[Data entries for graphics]
■ ■ ■ ■

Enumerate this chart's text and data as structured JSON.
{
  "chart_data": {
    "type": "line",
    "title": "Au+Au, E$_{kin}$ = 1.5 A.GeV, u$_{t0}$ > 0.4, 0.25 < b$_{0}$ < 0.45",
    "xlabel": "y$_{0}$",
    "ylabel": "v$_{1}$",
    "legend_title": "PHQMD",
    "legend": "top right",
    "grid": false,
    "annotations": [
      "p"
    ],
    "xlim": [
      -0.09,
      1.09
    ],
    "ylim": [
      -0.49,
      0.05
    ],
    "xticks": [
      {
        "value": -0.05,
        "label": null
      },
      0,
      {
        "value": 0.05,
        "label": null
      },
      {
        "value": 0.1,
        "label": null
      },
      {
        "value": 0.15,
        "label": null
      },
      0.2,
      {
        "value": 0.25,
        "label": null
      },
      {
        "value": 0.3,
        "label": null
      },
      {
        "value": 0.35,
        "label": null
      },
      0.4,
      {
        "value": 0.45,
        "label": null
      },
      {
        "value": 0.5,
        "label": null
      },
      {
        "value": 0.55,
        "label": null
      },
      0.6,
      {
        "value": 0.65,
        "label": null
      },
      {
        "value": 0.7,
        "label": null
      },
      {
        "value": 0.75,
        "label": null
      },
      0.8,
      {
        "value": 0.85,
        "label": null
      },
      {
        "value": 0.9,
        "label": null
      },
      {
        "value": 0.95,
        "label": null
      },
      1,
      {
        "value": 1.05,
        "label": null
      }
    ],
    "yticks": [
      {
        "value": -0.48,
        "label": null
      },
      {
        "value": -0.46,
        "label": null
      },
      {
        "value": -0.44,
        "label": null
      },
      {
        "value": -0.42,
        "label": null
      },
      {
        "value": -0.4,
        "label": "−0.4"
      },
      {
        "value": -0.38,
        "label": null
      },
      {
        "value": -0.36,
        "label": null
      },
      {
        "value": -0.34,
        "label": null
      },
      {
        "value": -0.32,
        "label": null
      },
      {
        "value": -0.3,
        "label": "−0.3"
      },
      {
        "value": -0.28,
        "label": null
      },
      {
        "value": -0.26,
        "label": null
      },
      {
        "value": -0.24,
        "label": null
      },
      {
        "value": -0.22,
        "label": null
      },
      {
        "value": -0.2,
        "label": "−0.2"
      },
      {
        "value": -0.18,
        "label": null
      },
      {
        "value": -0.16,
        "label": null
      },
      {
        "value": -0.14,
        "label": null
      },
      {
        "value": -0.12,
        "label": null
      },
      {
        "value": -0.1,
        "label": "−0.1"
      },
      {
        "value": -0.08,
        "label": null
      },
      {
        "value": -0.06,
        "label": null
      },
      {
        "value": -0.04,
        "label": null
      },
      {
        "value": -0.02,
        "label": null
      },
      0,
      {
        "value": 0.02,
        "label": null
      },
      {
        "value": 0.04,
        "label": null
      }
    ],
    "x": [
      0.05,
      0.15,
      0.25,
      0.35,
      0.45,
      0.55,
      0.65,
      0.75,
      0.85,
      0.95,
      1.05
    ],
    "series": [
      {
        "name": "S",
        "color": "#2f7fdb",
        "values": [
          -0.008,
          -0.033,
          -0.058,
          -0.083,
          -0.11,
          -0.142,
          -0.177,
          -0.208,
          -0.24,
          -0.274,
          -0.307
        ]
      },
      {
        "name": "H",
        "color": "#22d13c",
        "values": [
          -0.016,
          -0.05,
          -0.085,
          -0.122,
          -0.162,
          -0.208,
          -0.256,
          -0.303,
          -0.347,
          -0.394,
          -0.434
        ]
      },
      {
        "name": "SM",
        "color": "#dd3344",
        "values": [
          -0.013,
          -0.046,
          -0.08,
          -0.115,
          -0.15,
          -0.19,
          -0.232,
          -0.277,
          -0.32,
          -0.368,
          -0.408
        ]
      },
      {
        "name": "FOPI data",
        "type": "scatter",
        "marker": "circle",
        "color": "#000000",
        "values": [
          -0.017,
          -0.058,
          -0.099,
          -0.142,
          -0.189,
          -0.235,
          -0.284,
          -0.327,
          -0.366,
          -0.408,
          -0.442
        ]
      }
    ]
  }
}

■ ■ ■ ■

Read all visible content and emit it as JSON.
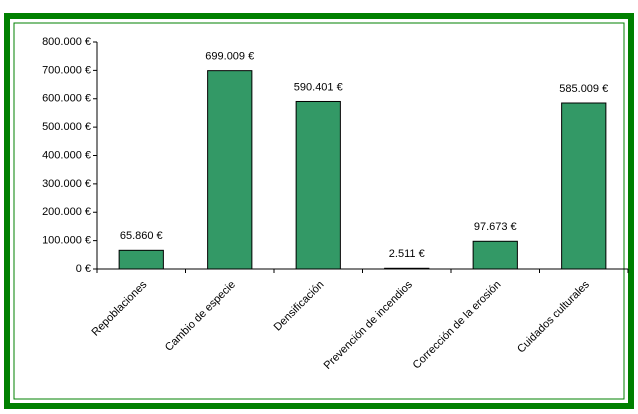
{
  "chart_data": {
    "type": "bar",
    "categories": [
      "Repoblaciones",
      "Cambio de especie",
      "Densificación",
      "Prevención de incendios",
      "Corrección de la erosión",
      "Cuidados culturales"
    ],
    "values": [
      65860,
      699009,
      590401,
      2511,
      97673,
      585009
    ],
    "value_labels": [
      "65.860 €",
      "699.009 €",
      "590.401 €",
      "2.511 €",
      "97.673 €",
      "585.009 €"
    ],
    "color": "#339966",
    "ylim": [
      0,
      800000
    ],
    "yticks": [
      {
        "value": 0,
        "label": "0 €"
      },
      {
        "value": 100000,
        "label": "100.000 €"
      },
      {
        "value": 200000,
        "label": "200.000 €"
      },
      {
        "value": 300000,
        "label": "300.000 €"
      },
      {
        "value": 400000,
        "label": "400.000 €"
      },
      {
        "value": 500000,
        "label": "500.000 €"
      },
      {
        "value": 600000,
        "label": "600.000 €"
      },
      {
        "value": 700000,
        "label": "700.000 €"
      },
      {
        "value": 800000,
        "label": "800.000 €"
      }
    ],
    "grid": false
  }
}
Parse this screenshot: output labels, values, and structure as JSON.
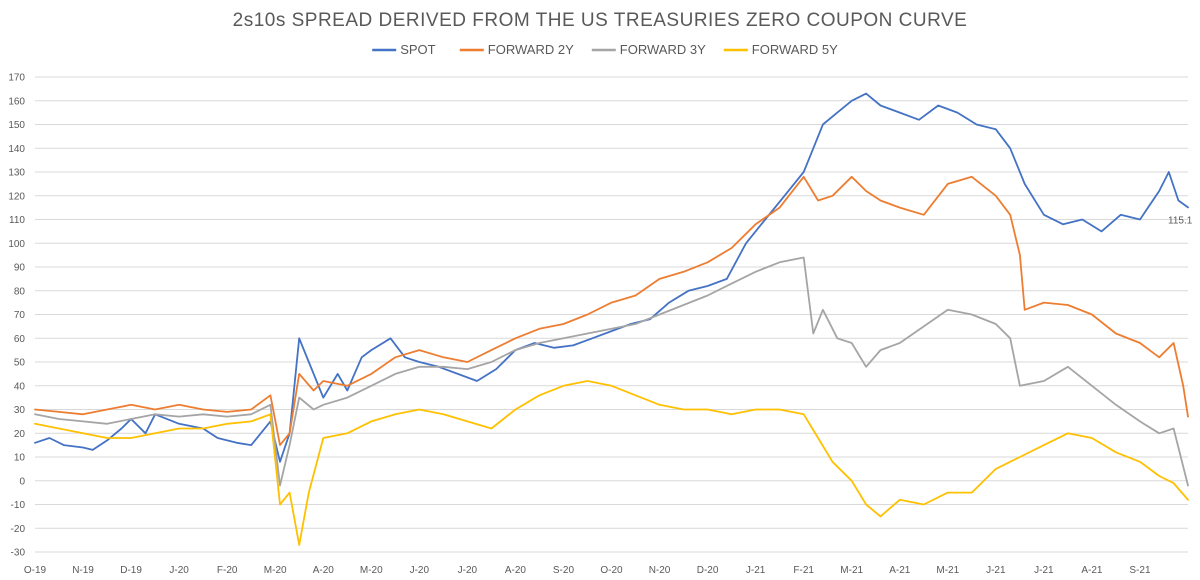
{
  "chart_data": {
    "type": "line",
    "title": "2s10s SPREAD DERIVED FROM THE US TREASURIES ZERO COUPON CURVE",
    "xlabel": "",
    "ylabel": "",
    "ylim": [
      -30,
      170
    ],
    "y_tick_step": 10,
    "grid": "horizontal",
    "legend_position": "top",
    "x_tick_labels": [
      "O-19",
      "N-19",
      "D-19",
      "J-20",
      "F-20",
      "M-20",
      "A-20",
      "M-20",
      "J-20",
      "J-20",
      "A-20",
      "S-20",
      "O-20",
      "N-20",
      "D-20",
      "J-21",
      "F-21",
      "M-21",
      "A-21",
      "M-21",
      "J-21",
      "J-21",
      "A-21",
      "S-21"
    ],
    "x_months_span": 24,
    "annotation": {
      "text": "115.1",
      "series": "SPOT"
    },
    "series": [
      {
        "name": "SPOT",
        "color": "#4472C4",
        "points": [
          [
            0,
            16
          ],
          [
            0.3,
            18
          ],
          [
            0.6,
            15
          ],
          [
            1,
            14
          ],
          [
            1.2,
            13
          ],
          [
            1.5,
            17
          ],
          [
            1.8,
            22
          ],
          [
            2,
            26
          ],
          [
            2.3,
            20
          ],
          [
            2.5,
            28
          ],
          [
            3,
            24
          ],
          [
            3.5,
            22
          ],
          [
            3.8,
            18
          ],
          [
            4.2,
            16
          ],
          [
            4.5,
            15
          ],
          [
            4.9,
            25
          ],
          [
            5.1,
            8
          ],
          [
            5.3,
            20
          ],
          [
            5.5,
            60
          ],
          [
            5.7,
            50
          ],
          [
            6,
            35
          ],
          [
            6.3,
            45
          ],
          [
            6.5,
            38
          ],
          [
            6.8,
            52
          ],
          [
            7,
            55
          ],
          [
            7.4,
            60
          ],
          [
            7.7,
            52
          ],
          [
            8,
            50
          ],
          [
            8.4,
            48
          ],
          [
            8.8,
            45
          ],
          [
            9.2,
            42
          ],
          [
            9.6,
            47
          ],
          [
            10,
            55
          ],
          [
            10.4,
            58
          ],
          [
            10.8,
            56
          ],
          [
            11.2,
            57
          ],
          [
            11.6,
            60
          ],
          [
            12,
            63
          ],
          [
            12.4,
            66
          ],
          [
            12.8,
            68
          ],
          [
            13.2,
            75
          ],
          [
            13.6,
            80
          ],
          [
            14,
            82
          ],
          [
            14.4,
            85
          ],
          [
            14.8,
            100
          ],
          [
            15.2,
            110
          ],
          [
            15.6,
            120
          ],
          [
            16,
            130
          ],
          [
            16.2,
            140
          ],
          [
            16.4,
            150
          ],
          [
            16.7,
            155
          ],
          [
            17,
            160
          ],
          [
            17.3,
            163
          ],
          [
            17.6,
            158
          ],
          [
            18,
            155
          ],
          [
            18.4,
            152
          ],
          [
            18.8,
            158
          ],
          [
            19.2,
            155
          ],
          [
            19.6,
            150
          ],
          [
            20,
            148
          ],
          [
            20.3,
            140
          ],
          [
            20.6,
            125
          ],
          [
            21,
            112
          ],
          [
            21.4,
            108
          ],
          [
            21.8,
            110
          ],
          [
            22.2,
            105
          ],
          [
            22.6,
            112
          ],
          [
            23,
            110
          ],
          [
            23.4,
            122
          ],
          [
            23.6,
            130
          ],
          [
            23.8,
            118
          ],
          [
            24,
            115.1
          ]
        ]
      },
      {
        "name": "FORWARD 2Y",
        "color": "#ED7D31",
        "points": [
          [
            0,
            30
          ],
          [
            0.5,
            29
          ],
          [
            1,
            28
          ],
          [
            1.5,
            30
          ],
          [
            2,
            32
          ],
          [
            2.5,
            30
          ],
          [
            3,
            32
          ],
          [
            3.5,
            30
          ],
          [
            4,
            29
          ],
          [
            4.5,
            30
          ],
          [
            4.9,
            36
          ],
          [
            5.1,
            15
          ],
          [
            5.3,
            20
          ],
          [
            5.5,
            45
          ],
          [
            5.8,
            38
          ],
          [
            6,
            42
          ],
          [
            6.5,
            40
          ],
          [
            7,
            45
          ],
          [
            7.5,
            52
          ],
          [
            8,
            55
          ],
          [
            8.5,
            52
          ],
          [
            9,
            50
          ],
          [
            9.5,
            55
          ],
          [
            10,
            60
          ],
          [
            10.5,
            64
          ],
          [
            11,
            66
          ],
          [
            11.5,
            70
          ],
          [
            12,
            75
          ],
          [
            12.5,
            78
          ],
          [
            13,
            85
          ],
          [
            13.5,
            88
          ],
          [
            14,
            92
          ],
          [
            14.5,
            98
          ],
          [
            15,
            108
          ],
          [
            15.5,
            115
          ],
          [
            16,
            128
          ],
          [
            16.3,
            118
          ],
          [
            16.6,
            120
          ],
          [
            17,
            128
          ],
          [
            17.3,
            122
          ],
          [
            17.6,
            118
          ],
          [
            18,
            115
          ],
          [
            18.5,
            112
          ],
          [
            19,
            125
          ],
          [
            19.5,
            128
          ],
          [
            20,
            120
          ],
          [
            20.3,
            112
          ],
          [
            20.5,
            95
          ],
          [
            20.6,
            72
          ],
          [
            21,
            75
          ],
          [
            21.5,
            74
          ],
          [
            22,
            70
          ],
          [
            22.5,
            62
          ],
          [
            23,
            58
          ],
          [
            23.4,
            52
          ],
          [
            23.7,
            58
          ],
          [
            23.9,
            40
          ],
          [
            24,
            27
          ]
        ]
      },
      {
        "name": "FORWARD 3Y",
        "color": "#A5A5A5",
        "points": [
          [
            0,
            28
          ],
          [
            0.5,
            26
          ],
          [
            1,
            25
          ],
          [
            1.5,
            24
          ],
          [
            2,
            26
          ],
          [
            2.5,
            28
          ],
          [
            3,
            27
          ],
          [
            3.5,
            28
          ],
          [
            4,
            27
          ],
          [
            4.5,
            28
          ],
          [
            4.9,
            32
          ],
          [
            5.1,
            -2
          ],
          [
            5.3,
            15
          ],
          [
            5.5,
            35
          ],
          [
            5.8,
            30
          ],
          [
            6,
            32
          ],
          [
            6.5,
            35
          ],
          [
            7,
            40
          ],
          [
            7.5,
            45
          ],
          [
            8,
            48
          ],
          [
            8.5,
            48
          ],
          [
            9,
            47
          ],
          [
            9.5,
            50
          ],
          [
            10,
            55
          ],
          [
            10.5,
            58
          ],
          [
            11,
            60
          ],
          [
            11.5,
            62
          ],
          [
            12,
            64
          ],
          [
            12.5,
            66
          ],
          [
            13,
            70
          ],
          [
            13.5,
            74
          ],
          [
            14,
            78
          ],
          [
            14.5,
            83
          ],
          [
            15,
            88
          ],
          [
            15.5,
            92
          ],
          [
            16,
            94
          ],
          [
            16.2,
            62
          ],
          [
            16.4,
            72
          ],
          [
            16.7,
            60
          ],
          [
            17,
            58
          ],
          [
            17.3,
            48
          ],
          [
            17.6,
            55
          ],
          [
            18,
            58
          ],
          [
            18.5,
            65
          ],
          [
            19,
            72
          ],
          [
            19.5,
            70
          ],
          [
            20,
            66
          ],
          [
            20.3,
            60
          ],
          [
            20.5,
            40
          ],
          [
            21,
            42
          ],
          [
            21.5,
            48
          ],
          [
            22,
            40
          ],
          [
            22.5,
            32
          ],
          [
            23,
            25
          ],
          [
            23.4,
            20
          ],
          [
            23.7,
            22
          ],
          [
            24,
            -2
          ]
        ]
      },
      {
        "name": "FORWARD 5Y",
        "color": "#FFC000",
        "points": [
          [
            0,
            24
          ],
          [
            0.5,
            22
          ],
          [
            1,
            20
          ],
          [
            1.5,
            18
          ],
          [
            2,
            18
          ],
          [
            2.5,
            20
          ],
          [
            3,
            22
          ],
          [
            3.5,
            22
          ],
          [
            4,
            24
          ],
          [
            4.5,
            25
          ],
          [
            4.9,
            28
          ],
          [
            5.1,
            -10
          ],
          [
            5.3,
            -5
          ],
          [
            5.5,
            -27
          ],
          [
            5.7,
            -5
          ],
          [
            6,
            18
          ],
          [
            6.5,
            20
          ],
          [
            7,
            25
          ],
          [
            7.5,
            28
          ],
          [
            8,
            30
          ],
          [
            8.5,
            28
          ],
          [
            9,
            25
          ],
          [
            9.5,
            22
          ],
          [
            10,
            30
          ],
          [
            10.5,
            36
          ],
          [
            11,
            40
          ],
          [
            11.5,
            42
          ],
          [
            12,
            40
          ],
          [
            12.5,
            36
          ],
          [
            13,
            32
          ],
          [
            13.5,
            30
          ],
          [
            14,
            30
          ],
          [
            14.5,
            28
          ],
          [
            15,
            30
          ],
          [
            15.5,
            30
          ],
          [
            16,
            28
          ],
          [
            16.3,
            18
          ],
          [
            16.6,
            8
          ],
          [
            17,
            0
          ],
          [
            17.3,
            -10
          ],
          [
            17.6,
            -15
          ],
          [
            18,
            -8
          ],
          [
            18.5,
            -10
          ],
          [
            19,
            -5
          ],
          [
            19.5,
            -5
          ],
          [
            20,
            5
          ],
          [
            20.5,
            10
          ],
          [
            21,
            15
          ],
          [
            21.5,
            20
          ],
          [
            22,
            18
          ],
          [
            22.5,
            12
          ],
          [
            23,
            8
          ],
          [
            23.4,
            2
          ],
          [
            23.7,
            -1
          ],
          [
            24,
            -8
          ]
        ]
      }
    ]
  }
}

■ ■ ■ ■

**WHAT IS REQUIRED:**
Gather every line containing the word "JSON" and copy it.

**TASK OUTPUT:**
Enumerate this chart's text and data as structured JSON.
Read all visible content and emit it as JSON.
Parse this screenshot: output labels, values, and structure as JSON.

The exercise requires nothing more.